[Begin MATERIAL FOR THIS TASK]

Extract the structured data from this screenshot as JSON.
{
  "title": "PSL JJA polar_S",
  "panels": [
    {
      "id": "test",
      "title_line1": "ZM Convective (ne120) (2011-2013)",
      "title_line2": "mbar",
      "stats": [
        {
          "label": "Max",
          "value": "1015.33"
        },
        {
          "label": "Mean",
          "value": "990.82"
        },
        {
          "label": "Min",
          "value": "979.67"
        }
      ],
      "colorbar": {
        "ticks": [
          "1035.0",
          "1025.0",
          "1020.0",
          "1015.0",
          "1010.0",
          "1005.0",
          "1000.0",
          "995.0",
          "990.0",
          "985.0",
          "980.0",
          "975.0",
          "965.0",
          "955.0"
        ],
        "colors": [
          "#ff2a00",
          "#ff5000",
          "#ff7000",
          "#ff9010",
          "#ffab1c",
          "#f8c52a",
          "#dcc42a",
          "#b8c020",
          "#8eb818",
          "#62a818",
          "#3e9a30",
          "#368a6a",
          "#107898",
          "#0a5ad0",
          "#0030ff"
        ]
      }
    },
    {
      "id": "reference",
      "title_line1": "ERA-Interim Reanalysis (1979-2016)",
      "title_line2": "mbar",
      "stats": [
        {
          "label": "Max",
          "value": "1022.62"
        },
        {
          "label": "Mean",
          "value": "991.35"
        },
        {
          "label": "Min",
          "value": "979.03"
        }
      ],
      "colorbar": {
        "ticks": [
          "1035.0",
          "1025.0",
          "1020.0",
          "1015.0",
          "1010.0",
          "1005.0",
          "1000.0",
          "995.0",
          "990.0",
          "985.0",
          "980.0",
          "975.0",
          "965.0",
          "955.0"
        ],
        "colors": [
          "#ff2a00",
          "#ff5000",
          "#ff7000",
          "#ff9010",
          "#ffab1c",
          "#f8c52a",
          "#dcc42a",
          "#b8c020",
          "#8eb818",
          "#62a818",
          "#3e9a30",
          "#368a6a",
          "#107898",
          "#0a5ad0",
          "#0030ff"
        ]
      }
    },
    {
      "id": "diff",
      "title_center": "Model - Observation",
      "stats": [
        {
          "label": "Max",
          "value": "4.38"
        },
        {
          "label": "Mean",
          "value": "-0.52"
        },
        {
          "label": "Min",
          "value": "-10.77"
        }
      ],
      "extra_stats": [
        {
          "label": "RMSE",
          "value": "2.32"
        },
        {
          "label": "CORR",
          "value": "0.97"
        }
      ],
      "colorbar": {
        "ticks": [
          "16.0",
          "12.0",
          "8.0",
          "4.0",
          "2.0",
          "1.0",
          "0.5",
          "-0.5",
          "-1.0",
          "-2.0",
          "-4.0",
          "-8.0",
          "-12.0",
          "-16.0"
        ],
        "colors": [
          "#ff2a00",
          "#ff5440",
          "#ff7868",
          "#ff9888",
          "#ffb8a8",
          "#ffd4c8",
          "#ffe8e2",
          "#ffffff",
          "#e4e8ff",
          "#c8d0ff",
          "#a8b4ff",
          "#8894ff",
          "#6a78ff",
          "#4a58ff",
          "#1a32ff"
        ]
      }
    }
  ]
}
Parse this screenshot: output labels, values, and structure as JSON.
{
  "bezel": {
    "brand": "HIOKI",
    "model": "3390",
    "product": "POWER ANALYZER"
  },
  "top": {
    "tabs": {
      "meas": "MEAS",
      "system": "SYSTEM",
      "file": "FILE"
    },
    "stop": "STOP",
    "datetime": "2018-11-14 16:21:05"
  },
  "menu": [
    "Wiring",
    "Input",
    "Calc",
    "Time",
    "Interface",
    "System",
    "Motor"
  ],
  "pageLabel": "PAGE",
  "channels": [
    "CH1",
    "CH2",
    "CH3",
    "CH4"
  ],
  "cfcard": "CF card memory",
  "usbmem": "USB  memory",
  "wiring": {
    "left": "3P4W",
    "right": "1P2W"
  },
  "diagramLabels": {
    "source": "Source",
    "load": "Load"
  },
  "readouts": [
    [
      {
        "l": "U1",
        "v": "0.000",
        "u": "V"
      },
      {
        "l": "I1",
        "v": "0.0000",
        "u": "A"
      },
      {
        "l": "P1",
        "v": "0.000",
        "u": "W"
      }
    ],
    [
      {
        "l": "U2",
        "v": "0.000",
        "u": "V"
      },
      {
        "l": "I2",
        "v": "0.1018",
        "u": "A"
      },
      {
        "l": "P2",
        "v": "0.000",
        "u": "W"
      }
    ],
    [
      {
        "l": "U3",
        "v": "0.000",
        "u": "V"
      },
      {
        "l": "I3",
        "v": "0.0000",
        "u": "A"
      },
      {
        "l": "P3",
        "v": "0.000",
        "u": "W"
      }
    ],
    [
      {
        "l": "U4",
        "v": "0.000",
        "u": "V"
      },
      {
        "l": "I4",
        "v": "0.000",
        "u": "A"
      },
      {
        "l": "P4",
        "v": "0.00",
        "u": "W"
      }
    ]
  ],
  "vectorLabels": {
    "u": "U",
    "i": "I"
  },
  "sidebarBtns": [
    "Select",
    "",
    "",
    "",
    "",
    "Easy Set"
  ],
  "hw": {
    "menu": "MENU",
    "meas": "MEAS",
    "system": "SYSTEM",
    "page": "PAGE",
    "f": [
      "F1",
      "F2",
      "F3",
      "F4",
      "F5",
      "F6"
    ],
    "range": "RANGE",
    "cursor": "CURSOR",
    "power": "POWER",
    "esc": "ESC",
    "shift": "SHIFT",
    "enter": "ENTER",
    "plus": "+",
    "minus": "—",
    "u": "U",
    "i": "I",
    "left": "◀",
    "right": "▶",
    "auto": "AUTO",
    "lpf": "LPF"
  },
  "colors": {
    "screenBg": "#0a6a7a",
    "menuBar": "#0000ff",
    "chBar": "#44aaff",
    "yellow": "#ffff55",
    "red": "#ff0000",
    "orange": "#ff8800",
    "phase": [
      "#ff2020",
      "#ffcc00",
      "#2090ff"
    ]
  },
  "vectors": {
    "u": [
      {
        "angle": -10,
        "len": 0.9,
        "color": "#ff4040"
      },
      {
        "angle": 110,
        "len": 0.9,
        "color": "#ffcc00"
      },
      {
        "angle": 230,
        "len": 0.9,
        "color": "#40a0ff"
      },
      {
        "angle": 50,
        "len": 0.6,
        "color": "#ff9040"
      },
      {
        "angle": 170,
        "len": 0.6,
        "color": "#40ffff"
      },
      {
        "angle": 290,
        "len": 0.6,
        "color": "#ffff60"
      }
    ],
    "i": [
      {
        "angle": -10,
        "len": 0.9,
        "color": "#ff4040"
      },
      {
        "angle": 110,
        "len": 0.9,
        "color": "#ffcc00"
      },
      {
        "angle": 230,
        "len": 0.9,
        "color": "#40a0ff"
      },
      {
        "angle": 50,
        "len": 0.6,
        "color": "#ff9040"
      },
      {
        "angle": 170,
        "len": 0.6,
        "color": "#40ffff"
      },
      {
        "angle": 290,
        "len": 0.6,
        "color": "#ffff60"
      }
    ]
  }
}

[End MATERIAL FOR THIS TASK]

Transcribe all of the material exactly. Omit nothing.

COMPLETED EXERCISE →
Extract the structured data from this screenshot as JSON.
{
  "title": "PSL JJA polar_S",
  "panels": [
    {
      "id": "test",
      "title_line1": "ZM Convective (ne120) (2011-2013)",
      "title_line2": "mbar",
      "stats": [
        {
          "label": "Max",
          "value": "1015.33"
        },
        {
          "label": "Mean",
          "value": "990.82"
        },
        {
          "label": "Min",
          "value": "979.67"
        }
      ],
      "colorbar": {
        "ticks": [
          "1035.0",
          "1025.0",
          "1020.0",
          "1015.0",
          "1010.0",
          "1005.0",
          "1000.0",
          "995.0",
          "990.0",
          "985.0",
          "980.0",
          "975.0",
          "965.0",
          "955.0"
        ],
        "colors": [
          "#ff2a00",
          "#ff5000",
          "#ff7000",
          "#ff9010",
          "#ffab1c",
          "#f8c52a",
          "#dcc42a",
          "#b8c020",
          "#8eb818",
          "#62a818",
          "#3e9a30",
          "#368a6a",
          "#107898",
          "#0a5ad0",
          "#0030ff"
        ]
      }
    },
    {
      "id": "reference",
      "title_line1": "ERA-Interim Reanalysis (1979-2016)",
      "title_line2": "mbar",
      "stats": [
        {
          "label": "Max",
          "value": "1022.62"
        },
        {
          "label": "Mean",
          "value": "991.35"
        },
        {
          "label": "Min",
          "value": "979.03"
        }
      ],
      "colorbar": {
        "ticks": [
          "1035.0",
          "1025.0",
          "1020.0",
          "1015.0",
          "1010.0",
          "1005.0",
          "1000.0",
          "995.0",
          "990.0",
          "985.0",
          "980.0",
          "975.0",
          "965.0",
          "955.0"
        ],
        "colors": [
          "#ff2a00",
          "#ff5000",
          "#ff7000",
          "#ff9010",
          "#ffab1c",
          "#f8c52a",
          "#dcc42a",
          "#b8c020",
          "#8eb818",
          "#62a818",
          "#3e9a30",
          "#368a6a",
          "#107898",
          "#0a5ad0",
          "#0030ff"
        ]
      }
    },
    {
      "id": "diff",
      "title_center": "Model - Observation",
      "stats": [
        {
          "label": "Max",
          "value": "4.38"
        },
        {
          "label": "Mean",
          "value": "-0.52"
        },
        {
          "label": "Min",
          "value": "-10.77"
        }
      ],
      "extra_stats": [
        {
          "label": "RMSE",
          "value": "2.32"
        },
        {
          "label": "CORR",
          "value": "0.97"
        }
      ],
      "colorbar": {
        "ticks": [
          "16.0",
          "12.0",
          "8.0",
          "4.0",
          "2.0",
          "1.0",
          "0.5",
          "-0.5",
          "-1.0",
          "-2.0",
          "-4.0",
          "-8.0",
          "-12.0",
          "-16.0"
        ],
        "colors": [
          "#ff2a00",
          "#ff5440",
          "#ff7868",
          "#ff9888",
          "#ffb8a8",
          "#ffd4c8",
          "#ffe8e2",
          "#ffffff",
          "#e4e8ff",
          "#c8d0ff",
          "#a8b4ff",
          "#8894ff",
          "#6a78ff",
          "#4a58ff",
          "#1a32ff"
        ]
      }
    }
  ]
}
Parse this screenshot: output labels, values, and structure as JSON.
{
  "bezel": {
    "brand": "HIOKI",
    "model": "3390",
    "product": "POWER ANALYZER"
  },
  "top": {
    "tabs": {
      "meas": "MEAS",
      "system": "SYSTEM",
      "file": "FILE"
    },
    "stop": "STOP",
    "datetime": "2018-11-14 16:21:05"
  },
  "menu": [
    "Wiring",
    "Input",
    "Calc",
    "Time",
    "Interface",
    "System",
    "Motor"
  ],
  "pageLabel": "PAGE",
  "channels": [
    "CH1",
    "CH2",
    "CH3",
    "CH4"
  ],
  "cfcard": "CF card memory",
  "usbmem": "USB  memory",
  "wiring": {
    "left": "3P4W",
    "right": "1P2W"
  },
  "diagramLabels": {
    "source": "Source",
    "load": "Load"
  },
  "readouts": [
    [
      {
        "l": "U1",
        "v": "0.000",
        "u": "V"
      },
      {
        "l": "I1",
        "v": "0.0000",
        "u": "A"
      },
      {
        "l": "P1",
        "v": "0.000",
        "u": "W"
      }
    ],
    [
      {
        "l": "U2",
        "v": "0.000",
        "u": "V"
      },
      {
        "l": "I2",
        "v": "0.1018",
        "u": "A"
      },
      {
        "l": "P2",
        "v": "0.000",
        "u": "W"
      }
    ],
    [
      {
        "l": "U3",
        "v": "0.000",
        "u": "V"
      },
      {
        "l": "I3",
        "v": "0.0000",
        "u": "A"
      },
      {
        "l": "P3",
        "v": "0.000",
        "u": "W"
      }
    ],
    [
      {
        "l": "U4",
        "v": "0.000",
        "u": "V"
      },
      {
        "l": "I4",
        "v": "0.000",
        "u": "A"
      },
      {
        "l": "P4",
        "v": "0.00",
        "u": "W"
      }
    ]
  ],
  "vectorLabels": {
    "u": "U",
    "i": "I"
  },
  "sidebarBtns": [
    "Select",
    "",
    "",
    "",
    "",
    "Easy Set"
  ],
  "hw": {
    "menu": "MENU",
    "meas": "MEAS",
    "system": "SYSTEM",
    "page": "PAGE",
    "f": [
      "F1",
      "F2",
      "F3",
      "F4",
      "F5",
      "F6"
    ],
    "range": "RANGE",
    "cursor": "CURSOR",
    "power": "POWER",
    "esc": "ESC",
    "shift": "SHIFT",
    "enter": "ENTER",
    "plus": "+",
    "minus": "—",
    "u": "U",
    "i": "I",
    "left": "◀",
    "right": "▶",
    "auto": "AUTO",
    "lpf": "LPF"
  },
  "colors": {
    "screenBg": "#0a6a7a",
    "menuBar": "#0000ff",
    "chBar": "#44aaff",
    "yellow": "#ffff55",
    "red": "#ff0000",
    "orange": "#ff8800",
    "phase": [
      "#ff2020",
      "#ffcc00",
      "#2090ff"
    ]
  },
  "vectors": {
    "u": [
      {
        "angle": -10,
        "len": 0.9,
        "color": "#ff4040"
      },
      {
        "angle": 110,
        "len": 0.9,
        "color": "#ffcc00"
      },
      {
        "angle": 230,
        "len": 0.9,
        "color": "#40a0ff"
      },
      {
        "angle": 50,
        "len": 0.6,
        "color": "#ff9040"
      },
      {
        "angle": 170,
        "len": 0.6,
        "color": "#40ffff"
      },
      {
        "angle": 290,
        "len": 0.6,
        "color": "#ffff60"
      }
    ],
    "i": [
      {
        "angle": -10,
        "len": 0.9,
        "color": "#ff4040"
      },
      {
        "angle": 110,
        "len": 0.9,
        "color": "#ffcc00"
      },
      {
        "angle": 230,
        "len": 0.9,
        "color": "#40a0ff"
      },
      {
        "angle": 50,
        "len": 0.6,
        "color": "#ff9040"
      },
      {
        "angle": 170,
        "len": 0.6,
        "color": "#40ffff"
      },
      {
        "angle": 290,
        "len": 0.6,
        "color": "#ffff60"
      }
    ]
  }
}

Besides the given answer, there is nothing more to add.